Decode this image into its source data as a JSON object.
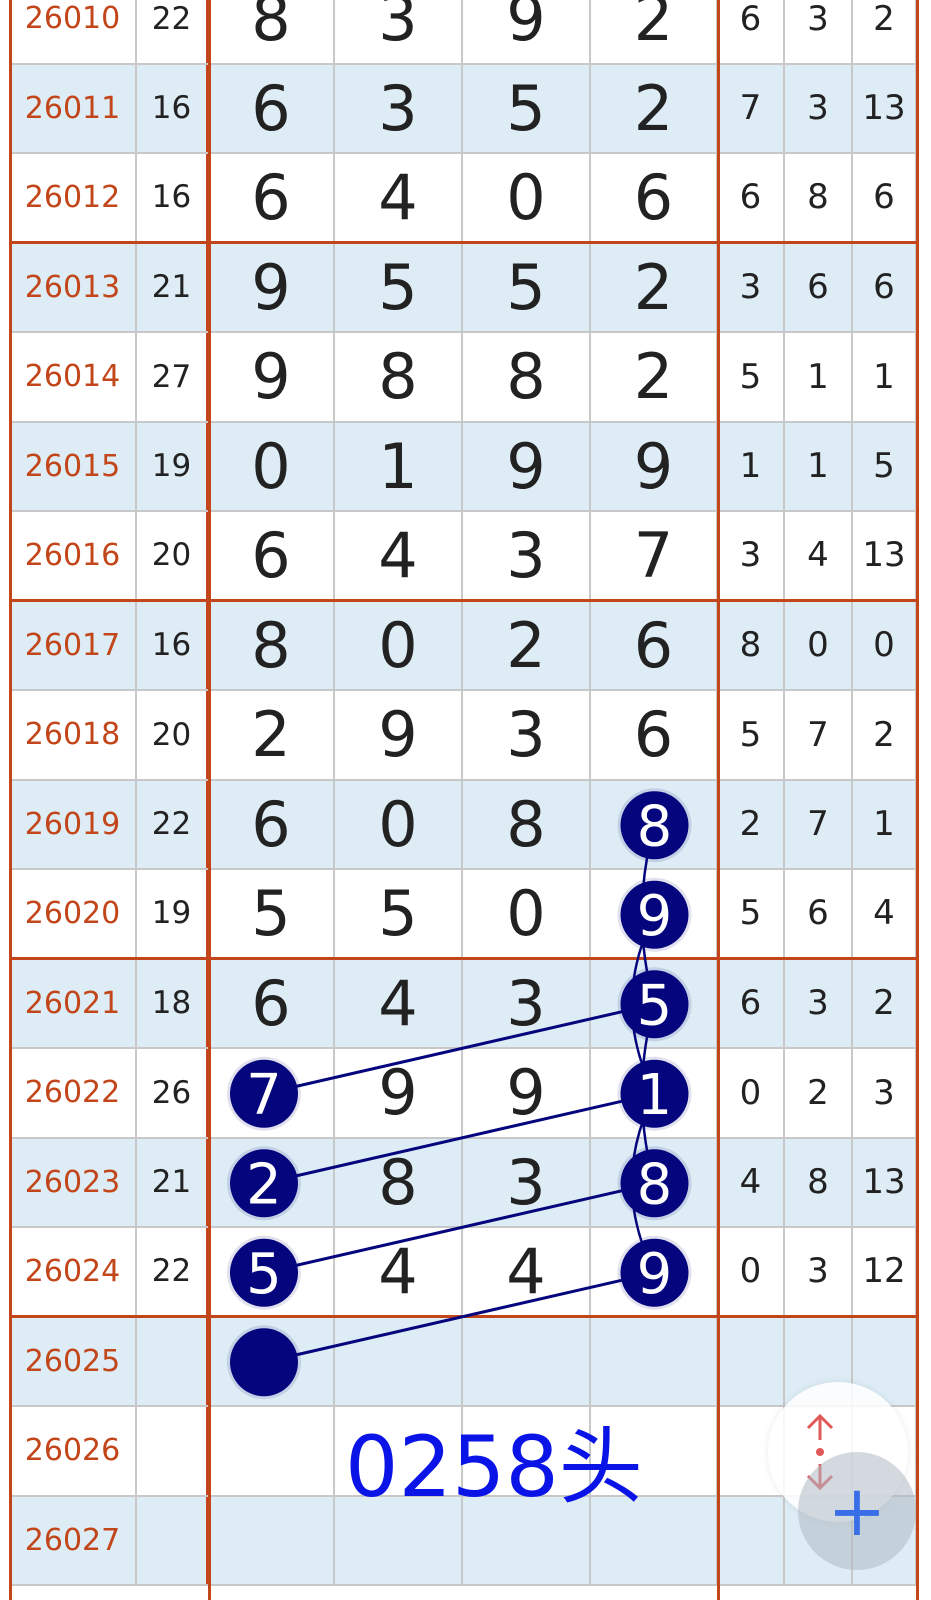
{
  "table": {
    "rows": [
      {
        "issue": "26010",
        "sum": "22",
        "digits": [
          "8",
          "3",
          "9",
          "2"
        ],
        "stats": [
          "6",
          "3",
          "2"
        ]
      },
      {
        "issue": "26011",
        "sum": "16",
        "digits": [
          "6",
          "3",
          "5",
          "2"
        ],
        "stats": [
          "7",
          "3",
          "13"
        ]
      },
      {
        "issue": "26012",
        "sum": "16",
        "digits": [
          "6",
          "4",
          "0",
          "6"
        ],
        "stats": [
          "6",
          "8",
          "6"
        ]
      },
      {
        "issue": "26013",
        "sum": "21",
        "digits": [
          "9",
          "5",
          "5",
          "2"
        ],
        "stats": [
          "3",
          "6",
          "6"
        ]
      },
      {
        "issue": "26014",
        "sum": "27",
        "digits": [
          "9",
          "8",
          "8",
          "2"
        ],
        "stats": [
          "5",
          "1",
          "1"
        ]
      },
      {
        "issue": "26015",
        "sum": "19",
        "digits": [
          "0",
          "1",
          "9",
          "9"
        ],
        "stats": [
          "1",
          "1",
          "5"
        ]
      },
      {
        "issue": "26016",
        "sum": "20",
        "digits": [
          "6",
          "4",
          "3",
          "7"
        ],
        "stats": [
          "3",
          "4",
          "13"
        ]
      },
      {
        "issue": "26017",
        "sum": "16",
        "digits": [
          "8",
          "0",
          "2",
          "6"
        ],
        "stats": [
          "8",
          "0",
          "0"
        ]
      },
      {
        "issue": "26018",
        "sum": "20",
        "digits": [
          "2",
          "9",
          "3",
          "6"
        ],
        "stats": [
          "5",
          "7",
          "2"
        ]
      },
      {
        "issue": "26019",
        "sum": "22",
        "digits": [
          "6",
          "0",
          "8",
          "8"
        ],
        "stats": [
          "2",
          "7",
          "1"
        ]
      },
      {
        "issue": "26020",
        "sum": "19",
        "digits": [
          "5",
          "5",
          "0",
          "9"
        ],
        "stats": [
          "5",
          "6",
          "4"
        ]
      },
      {
        "issue": "26021",
        "sum": "18",
        "digits": [
          "6",
          "4",
          "3",
          "5"
        ],
        "stats": [
          "6",
          "3",
          "2"
        ]
      },
      {
        "issue": "26022",
        "sum": "26",
        "digits": [
          "7",
          "9",
          "9",
          "1"
        ],
        "stats": [
          "0",
          "2",
          "3"
        ]
      },
      {
        "issue": "26023",
        "sum": "21",
        "digits": [
          "2",
          "8",
          "3",
          "8"
        ],
        "stats": [
          "4",
          "8",
          "13"
        ]
      },
      {
        "issue": "26024",
        "sum": "22",
        "digits": [
          "5",
          "4",
          "4",
          "9"
        ],
        "stats": [
          "0",
          "3",
          "12"
        ]
      },
      {
        "issue": "26025",
        "sum": "",
        "digits": [
          "",
          "",
          "",
          ""
        ],
        "stats": [
          "",
          "",
          ""
        ]
      },
      {
        "issue": "26026",
        "sum": "",
        "digits": [
          "",
          "",
          "",
          ""
        ],
        "stats": [
          "",
          "",
          ""
        ]
      },
      {
        "issue": "26027",
        "sum": "",
        "digits": [
          "",
          "",
          "",
          ""
        ],
        "stats": [
          "",
          "",
          ""
        ]
      }
    ],
    "highlighted": [
      {
        "row": 9,
        "col": 3
      },
      {
        "row": 10,
        "col": 3
      },
      {
        "row": 11,
        "col": 3
      },
      {
        "row": 12,
        "col": 3
      },
      {
        "row": 13,
        "col": 3
      },
      {
        "row": 14,
        "col": 3
      },
      {
        "row": 12,
        "col": 0
      },
      {
        "row": 13,
        "col": 0
      },
      {
        "row": 14,
        "col": 0
      },
      {
        "row": 15,
        "col": 0
      }
    ],
    "links": [
      [
        12,
        0,
        11,
        3
      ],
      [
        13,
        0,
        12,
        3
      ],
      [
        14,
        0,
        13,
        3
      ],
      [
        15,
        0,
        14,
        3
      ]
    ],
    "curves": [
      [
        9,
        11
      ],
      [
        10,
        12
      ],
      [
        11,
        13
      ],
      [
        12,
        14
      ]
    ]
  },
  "note": "0258头",
  "colors": {
    "accent": "#c2461a",
    "ball": "#05057d",
    "note": "#0a14e6",
    "odd_row": "#ddecf5"
  },
  "fab": {
    "icon": "plus-icon",
    "scroll_icon": "scroll-up-down-icon"
  }
}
========================================
__GIVEN REQUEST__.
Copy out all lines from the material above that contain the string "icon".

__ANSWER TO THIS EXERCISE__.
    "icon": "plus-icon",
    "scroll_icon": "scroll-up-down-icon"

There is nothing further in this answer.